# Objective
Work out how many lines in the entries contain the string "this", and give nothing but that number.

# Source material
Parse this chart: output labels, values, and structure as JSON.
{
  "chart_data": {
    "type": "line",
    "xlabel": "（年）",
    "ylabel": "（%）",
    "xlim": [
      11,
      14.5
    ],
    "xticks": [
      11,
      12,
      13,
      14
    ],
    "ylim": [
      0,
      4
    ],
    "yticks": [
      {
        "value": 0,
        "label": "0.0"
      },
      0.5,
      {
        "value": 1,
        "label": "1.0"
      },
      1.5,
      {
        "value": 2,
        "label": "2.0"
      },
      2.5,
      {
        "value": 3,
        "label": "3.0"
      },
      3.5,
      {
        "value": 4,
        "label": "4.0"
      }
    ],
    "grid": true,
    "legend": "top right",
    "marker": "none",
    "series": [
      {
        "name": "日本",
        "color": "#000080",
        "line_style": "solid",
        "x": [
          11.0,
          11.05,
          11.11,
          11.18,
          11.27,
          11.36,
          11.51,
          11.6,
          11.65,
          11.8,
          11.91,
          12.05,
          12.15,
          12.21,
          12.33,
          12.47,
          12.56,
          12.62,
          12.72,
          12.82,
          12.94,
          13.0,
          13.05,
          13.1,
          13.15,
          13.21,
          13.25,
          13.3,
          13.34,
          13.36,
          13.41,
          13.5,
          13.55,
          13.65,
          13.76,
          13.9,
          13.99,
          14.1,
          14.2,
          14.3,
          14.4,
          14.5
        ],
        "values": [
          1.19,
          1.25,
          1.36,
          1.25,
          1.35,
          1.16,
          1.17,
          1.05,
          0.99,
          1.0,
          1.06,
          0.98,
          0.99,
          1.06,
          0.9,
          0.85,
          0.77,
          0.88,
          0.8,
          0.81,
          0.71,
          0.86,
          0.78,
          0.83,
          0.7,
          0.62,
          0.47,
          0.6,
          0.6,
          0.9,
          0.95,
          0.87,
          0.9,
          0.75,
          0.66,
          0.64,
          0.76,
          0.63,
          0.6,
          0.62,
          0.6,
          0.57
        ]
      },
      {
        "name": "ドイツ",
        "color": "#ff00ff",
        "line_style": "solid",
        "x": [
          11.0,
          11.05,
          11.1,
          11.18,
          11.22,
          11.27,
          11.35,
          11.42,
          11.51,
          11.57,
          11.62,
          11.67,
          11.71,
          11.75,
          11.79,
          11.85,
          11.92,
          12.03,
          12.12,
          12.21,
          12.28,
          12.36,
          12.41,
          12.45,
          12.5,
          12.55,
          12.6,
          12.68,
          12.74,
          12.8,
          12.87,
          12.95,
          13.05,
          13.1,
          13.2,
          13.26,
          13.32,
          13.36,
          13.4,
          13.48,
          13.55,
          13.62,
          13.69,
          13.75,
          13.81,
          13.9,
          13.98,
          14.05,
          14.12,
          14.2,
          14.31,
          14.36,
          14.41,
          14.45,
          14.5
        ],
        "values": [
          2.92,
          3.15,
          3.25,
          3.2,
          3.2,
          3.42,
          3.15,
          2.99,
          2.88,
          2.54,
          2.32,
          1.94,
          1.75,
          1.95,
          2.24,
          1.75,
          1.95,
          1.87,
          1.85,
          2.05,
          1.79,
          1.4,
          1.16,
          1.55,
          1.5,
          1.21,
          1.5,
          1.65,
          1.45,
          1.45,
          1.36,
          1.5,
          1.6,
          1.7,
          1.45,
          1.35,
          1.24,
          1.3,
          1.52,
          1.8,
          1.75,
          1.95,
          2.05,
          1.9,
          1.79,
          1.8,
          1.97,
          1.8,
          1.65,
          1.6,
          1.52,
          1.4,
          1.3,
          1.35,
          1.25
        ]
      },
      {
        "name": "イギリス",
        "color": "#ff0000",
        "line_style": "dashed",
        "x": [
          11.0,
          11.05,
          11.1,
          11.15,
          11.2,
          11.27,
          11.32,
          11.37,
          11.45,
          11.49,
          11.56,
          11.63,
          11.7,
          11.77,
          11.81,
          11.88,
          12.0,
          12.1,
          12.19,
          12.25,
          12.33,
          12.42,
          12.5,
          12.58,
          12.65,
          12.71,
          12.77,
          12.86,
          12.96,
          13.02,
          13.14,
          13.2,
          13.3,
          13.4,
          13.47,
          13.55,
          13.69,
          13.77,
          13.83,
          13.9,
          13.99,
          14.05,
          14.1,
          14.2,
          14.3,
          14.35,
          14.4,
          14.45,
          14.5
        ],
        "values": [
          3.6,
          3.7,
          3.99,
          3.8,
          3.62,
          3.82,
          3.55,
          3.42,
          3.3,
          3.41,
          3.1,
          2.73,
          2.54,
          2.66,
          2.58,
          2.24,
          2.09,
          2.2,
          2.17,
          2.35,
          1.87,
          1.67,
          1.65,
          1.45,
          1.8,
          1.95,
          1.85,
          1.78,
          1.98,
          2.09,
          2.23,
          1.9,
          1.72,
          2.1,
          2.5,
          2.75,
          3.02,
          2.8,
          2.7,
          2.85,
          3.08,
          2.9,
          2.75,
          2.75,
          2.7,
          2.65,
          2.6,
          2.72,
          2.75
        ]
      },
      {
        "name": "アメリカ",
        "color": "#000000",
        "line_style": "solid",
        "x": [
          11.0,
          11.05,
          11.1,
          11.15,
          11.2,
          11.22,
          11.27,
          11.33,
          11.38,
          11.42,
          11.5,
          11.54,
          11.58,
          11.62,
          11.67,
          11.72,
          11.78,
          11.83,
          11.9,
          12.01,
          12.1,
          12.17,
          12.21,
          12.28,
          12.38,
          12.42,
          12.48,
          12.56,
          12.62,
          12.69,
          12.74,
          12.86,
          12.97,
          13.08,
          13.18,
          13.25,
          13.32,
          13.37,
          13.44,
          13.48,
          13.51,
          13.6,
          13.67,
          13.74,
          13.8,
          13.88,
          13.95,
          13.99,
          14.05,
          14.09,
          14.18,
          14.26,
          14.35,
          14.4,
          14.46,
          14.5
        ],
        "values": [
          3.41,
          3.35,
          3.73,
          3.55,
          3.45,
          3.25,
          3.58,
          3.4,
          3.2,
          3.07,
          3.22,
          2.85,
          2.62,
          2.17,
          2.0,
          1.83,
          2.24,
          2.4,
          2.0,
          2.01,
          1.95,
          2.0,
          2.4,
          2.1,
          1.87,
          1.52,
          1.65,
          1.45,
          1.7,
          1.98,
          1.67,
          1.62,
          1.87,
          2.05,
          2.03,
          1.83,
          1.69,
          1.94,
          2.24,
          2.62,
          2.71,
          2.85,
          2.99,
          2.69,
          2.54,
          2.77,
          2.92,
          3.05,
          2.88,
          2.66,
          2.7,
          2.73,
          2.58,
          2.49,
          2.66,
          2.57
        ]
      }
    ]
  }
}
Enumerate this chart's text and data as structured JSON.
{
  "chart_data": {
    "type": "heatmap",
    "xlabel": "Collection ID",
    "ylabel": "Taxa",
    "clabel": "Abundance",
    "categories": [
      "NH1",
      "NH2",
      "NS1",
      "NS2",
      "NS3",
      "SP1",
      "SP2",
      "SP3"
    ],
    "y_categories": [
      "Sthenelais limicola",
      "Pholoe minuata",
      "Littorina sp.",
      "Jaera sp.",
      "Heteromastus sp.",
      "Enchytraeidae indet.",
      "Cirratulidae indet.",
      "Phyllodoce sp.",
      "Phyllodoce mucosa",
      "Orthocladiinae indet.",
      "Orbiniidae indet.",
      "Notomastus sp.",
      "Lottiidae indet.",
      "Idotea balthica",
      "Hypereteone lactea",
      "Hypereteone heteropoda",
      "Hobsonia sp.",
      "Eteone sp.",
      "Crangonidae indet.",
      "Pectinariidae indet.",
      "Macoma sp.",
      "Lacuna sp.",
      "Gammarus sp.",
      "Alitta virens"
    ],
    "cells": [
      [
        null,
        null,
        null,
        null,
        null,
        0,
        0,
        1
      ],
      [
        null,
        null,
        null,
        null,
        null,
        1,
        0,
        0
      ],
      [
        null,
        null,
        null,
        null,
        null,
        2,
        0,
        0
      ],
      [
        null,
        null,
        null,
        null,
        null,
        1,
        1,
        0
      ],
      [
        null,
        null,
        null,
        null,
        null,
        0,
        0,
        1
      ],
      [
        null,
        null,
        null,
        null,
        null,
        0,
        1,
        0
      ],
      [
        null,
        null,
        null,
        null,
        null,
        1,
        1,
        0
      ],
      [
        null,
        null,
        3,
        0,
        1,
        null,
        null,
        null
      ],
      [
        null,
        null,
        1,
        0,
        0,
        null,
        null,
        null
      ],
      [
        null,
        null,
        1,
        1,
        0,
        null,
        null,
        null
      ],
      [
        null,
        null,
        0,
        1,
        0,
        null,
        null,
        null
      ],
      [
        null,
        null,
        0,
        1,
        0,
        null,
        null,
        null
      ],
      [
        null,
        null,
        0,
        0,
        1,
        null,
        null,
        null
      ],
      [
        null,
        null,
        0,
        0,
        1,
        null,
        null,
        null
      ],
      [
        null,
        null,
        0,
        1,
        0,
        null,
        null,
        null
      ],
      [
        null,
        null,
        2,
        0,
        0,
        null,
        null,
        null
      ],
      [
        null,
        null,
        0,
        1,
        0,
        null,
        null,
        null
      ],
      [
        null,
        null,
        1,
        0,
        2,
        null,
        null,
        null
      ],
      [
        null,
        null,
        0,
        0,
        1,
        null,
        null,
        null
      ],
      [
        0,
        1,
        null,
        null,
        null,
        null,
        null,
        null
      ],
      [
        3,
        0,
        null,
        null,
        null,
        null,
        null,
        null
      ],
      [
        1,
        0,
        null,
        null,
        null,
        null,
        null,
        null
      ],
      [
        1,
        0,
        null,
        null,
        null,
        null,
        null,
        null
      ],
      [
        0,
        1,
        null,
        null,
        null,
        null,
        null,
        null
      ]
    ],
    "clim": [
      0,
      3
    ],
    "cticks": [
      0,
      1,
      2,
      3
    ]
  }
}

# Complete answer
2